:: DATA SECTION ::
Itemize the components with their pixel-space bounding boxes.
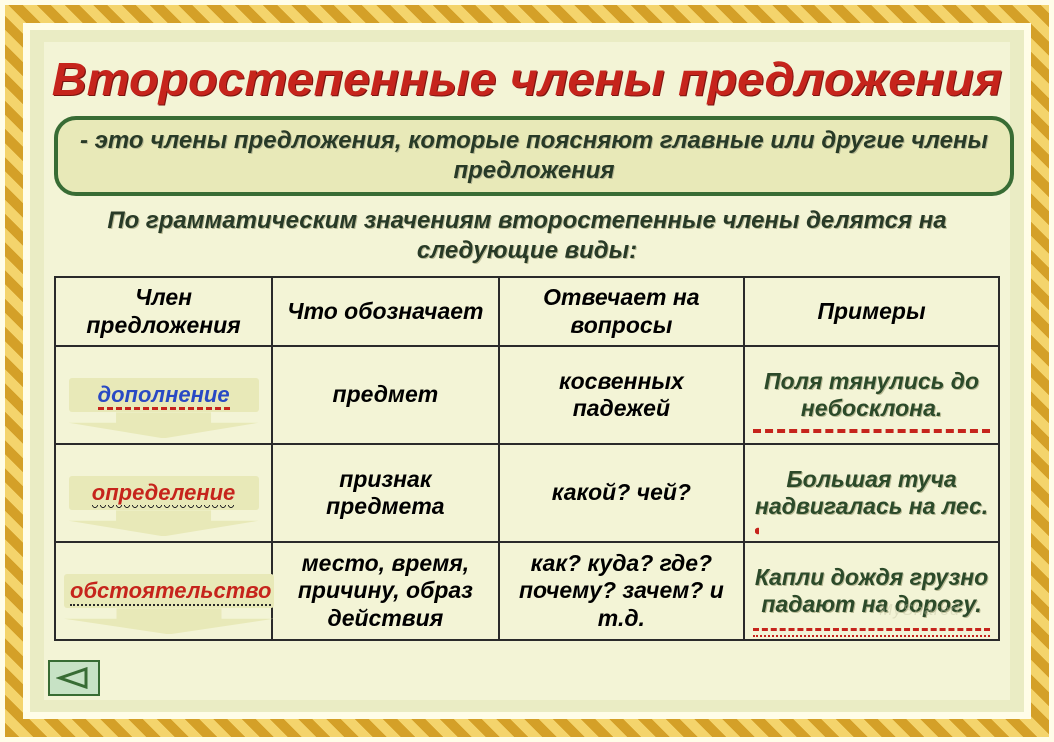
table-row: обстоятельство место, время, причину, об…	[55, 542, 999, 640]
table-row: определение признак предмета какой? чей?…	[55, 444, 999, 542]
cell-member: дополнение	[55, 346, 272, 444]
th-denotes: Что обозначает	[272, 277, 499, 346]
arrow-down-icon	[69, 412, 259, 438]
underline-wavy	[753, 527, 990, 535]
underline-dashdot-bottom	[753, 635, 990, 637]
th-questions: Отвечает на вопросы	[499, 277, 744, 346]
table-row: дополнение предмет косвенных падежей Пол…	[55, 346, 999, 444]
cell-questions: косвенных падежей	[499, 346, 744, 444]
watermark-text: MyShared	[879, 602, 960, 620]
outer-panel: Второстепенные члены предложения - это ч…	[30, 30, 1024, 712]
cell-denotes: место, время, причину, образ действия	[272, 542, 499, 640]
cell-member: обстоятельство	[55, 542, 272, 640]
definition-box: - это члены предложения, которые поясняю…	[54, 116, 1014, 196]
member-label: обстоятельство	[70, 578, 271, 604]
cell-example: Поля тянулись до небосклона.	[744, 346, 999, 444]
back-button[interactable]	[48, 660, 100, 696]
member-label: определение	[92, 480, 236, 506]
inner-panel: Второстепенные члены предложения - это ч…	[44, 42, 1010, 700]
cell-denotes: признак предмета	[272, 444, 499, 542]
members-table: Член предложения Что обозначает Отвечает…	[54, 276, 1000, 641]
cell-questions: какой? чей?	[499, 444, 744, 542]
cell-denotes: предмет	[272, 346, 499, 444]
arrow-label-dopolnenie: дополнение	[69, 378, 259, 412]
triangle-left-icon	[56, 667, 92, 689]
member-label: дополнение	[98, 382, 230, 408]
cell-example: Большая туча надвигалась на лес.	[744, 444, 999, 542]
th-member: Член предложения	[55, 277, 272, 346]
slide-title: Второстепенные члены предложения	[30, 52, 1023, 106]
subheading: По грамматическим значениям второстепенн…	[54, 206, 1000, 266]
underline-dashdot-top	[753, 628, 990, 631]
th-examples: Примеры	[744, 277, 999, 346]
cell-member: определение	[55, 444, 272, 542]
arrow-label-opredelenie: определение	[69, 476, 259, 510]
underline-dash	[753, 429, 990, 433]
cell-example: Капли дождя грузно падают на дорогу.	[744, 542, 999, 640]
arrow-label-obstoyatelstvo: обстоятельство	[64, 574, 274, 608]
example-text: Поля тянулись до небосклона.	[764, 368, 979, 422]
example-text: Большая туча надвигалась на лес.	[755, 466, 988, 520]
arrow-down-icon	[64, 608, 274, 634]
arrow-down-icon	[69, 510, 259, 536]
cell-questions: как? куда? где? почему? зачем? и т.д.	[499, 542, 744, 640]
table-header-row: Член предложения Что обозначает Отвечает…	[55, 277, 999, 346]
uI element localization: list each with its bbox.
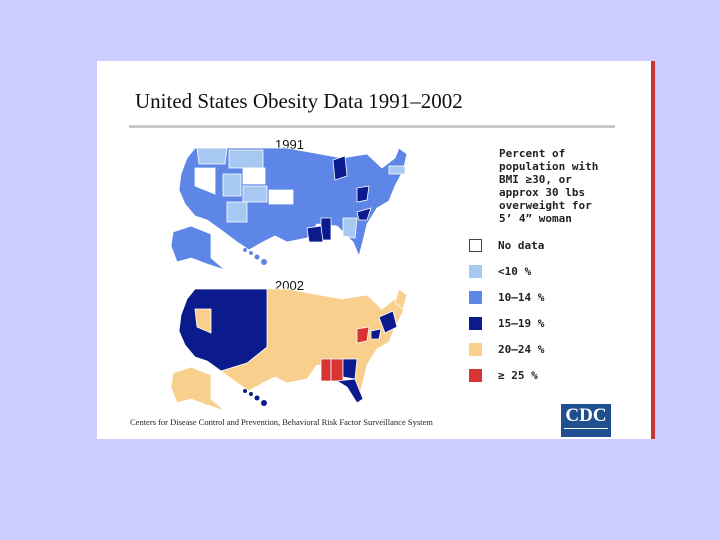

:: WHAT THE TASK REQUIRES ::
Pick out every line above that contains the word "предложения". Case counts, so a match must use the same capital and small letters.

:: CORRECT RESPONSE ::
outer-panel: Второстепенные члены предложения - это ч…	[30, 30, 1024, 712]
definition-box: - это члены предложения, которые поясняю…	[54, 116, 1014, 196]
inner-panel: Второстепенные члены предложения - это ч…	[44, 42, 1010, 700]
members-table: Член предложения Что обозначает Отвечает…	[54, 276, 1000, 641]
th-member: Член предложения	[55, 277, 272, 346]
slide-title: Второстепенные члены предложения	[30, 52, 1023, 106]
table-header-row: Член предложения Что обозначает Отвечает…	[55, 277, 999, 346]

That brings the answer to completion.